| Passage provided |
• • • •
Please notice that the printed values are now printed with their units.

When stored in a JSON file, there are corresponding differences in the column definitions and the data values:

{
  "table": {
    "id": "engineTemperatureData",
    "description": "engine temperature samples",
    "class": "org.djutils.data.ListDataTable",
    "columns": [
      {
        "nr": 0,
        "id": "timeStamp",
        "description": "time rounded to nearest second",
        "type": "org.djunits.value.vdouble.scalar.Time"
      },
      {
        "nr": 1,
        "id": "temperature",
        "description": "engine temperature in Celcius",
        "type": "org.djunits.value.vdouble.scalar.AbsoluteTemperature"
      },
      {
        "nr": 2,
        "id": "remark",
        "description": "remark",
        "type": "java.lang.String"
      }
    ]
  },
  "data": [
    [{"0":"org.djunits.value.vdouble.scalar.Time#600.0 s"},{"1":"org.djunits.value.vdouble.scalar.AbsoluteTemperature#18.0 degC"},{"2":"starting engine"}],
    [{"0":"org.djunits.value.vdouble.scalar.Time#660.0 s"},{"1":"org.djunits.value.vdouble.scalar.AbsoluteTemperature#28.5 degC"},{"2":"leaving parking lot"}]
  ]
}

Similar differences occur when storing in XML, CSV, or TSV files. Of course, on read back, the reconstructed DataTable is exactly the same, regardless of the storage format used.
• • • •
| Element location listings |

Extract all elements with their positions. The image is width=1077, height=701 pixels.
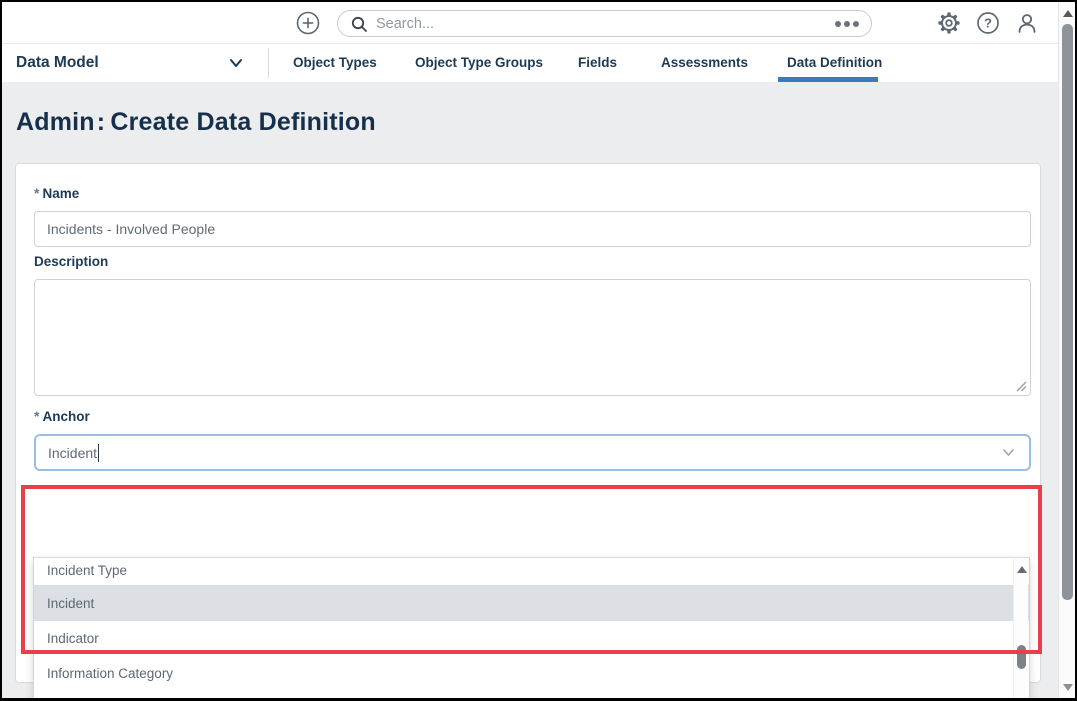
- anchor-dropdown-list: Incident Type Incident Indicator Informa…: [33, 557, 1030, 698]
- scroll-up-arrow-icon[interactable]: [1017, 566, 1027, 573]
- dropdown-option[interactable]: Information Category: [34, 656, 1029, 691]
- page-scrollbar[interactable]: [1058, 2, 1075, 698]
- app-window: ? Data Model Object Types Obje: [0, 0, 1077, 701]
- text-cursor: [98, 443, 100, 462]
- page-title-text: Create Data Definition: [110, 108, 376, 136]
- tab-object-type-groups[interactable]: Object Type Groups: [415, 44, 543, 82]
- search-input[interactable]: [376, 15, 835, 32]
- search-bar[interactable]: [337, 10, 872, 37]
- module-selector[interactable]: Data Model: [16, 44, 99, 82]
- name-field[interactable]: [34, 211, 1031, 247]
- page-title-prefix: Admin: [16, 108, 95, 136]
- chevron-down-icon[interactable]: [1002, 448, 1015, 457]
- tab-assessments[interactable]: Assessments: [661, 44, 748, 82]
- resize-grip-icon[interactable]: [1016, 381, 1027, 392]
- question-circle-icon[interactable]: ?: [976, 11, 1000, 35]
- tab-object-types[interactable]: Object Types: [293, 44, 377, 82]
- dropdown-option[interactable]: Incident Type: [34, 558, 1029, 586]
- svg-text:?: ?: [984, 16, 992, 31]
- dropdown-option[interactable]: Incident: [34, 586, 1029, 621]
- scroll-up-arrow-icon[interactable]: [1063, 10, 1073, 17]
- dropdown-scrollbar-thumb[interactable]: [1017, 645, 1026, 669]
- anchor-combobox[interactable]: Incident: [34, 434, 1031, 471]
- required-marker: *: [34, 185, 40, 201]
- person-icon[interactable]: [1015, 11, 1039, 35]
- description-field[interactable]: [34, 279, 1031, 396]
- page-content: Admin:Create Data Definition *Name Descr…: [2, 82, 1058, 698]
- description-field-wrap: [34, 279, 1031, 396]
- nav-divider: [268, 48, 269, 78]
- module-selector-label: Data Model: [16, 54, 99, 71]
- required-marker: *: [34, 408, 40, 424]
- dropdown-option[interactable]: Indicator: [34, 621, 1029, 656]
- more-options-icon[interactable]: [835, 20, 859, 27]
- plus-circle-icon[interactable]: [296, 11, 320, 35]
- dropdown-option[interactable]: Injury: [34, 691, 1029, 698]
- name-label: * Name: [34, 185, 80, 201]
- nav-bar: Data Model Object Types Object Type Grou…: [2, 44, 1058, 82]
- anchor-label: * Anchor: [34, 408, 90, 424]
- dropdown-scrollbar[interactable]: [1013, 559, 1028, 698]
- gear-icon[interactable]: [937, 11, 961, 35]
- top-bar: ?: [2, 2, 1058, 44]
- scroll-down-arrow-icon[interactable]: [1063, 684, 1073, 691]
- tab-fields[interactable]: Fields: [578, 44, 617, 82]
- magnifier-icon: [350, 15, 368, 33]
- page-title: Admin: Create Data Definition: [16, 108, 376, 137]
- description-label: Description: [34, 254, 109, 269]
- chevron-down-icon[interactable]: [229, 58, 243, 68]
- page-scrollbar-thumb[interactable]: [1062, 24, 1073, 600]
- anchor-combobox-value: Incident: [48, 444, 98, 461]
- page-title-separator: :: [96, 108, 106, 136]
- app-surface: ? Data Model Object Types Obje: [2, 2, 1075, 698]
• • • •
| What the task asks |
Type out the entire passage on the engine temperature table word for word. The items are separate material, unrelated to the passage on the engine temperature table.

| Task result |
Please notice that the printed values are now printed with their units.

When stored in a JSON file, there are corresponding differences in the column definitions and the data values:

{
  "table": {
    "id": "engineTemperatureData",
    "description": "engine temperature samples",
    "class": "org.djutils.data.ListDataTable",
    "columns": [
      {
        "nr": 0,
        "id": "timeStamp",
        "description": "time rounded to nearest second",
        "type": "org.djunits.value.vdouble.scalar.Time"
      },
      {
        "nr": 1,
        "id": "temperature",
        "description": "engine temperature in Celcius",
        "type": "org.djunits.value.vdouble.scalar.AbsoluteTemperature"
      },
      {
        "nr": 2,
        "id": "remark",
        "description": "remark",
        "type": "java.lang.String"
      }
    ]
  },
  "data": [
    [{"0":"org.djunits.value.vdouble.scalar.Time#600.0 s"},{"1":"org.djunits.value.vdouble.scalar.AbsoluteTemperature#18.0 degC"},{"2":"starting engine"}],
    [{"0":"org.djunits.value.vdouble.scalar.Time#660.0 s"},{"1":"org.djunits.value.vdouble.scalar.AbsoluteTemperature#28.5 degC"},{"2":"leaving parking lot"}]
  ]
}

Similar differences occur when storing in XML, CSV, or TSV files. Of course, on read back, the reconstructed DataTable is exactly the same, regardless of the storage format used.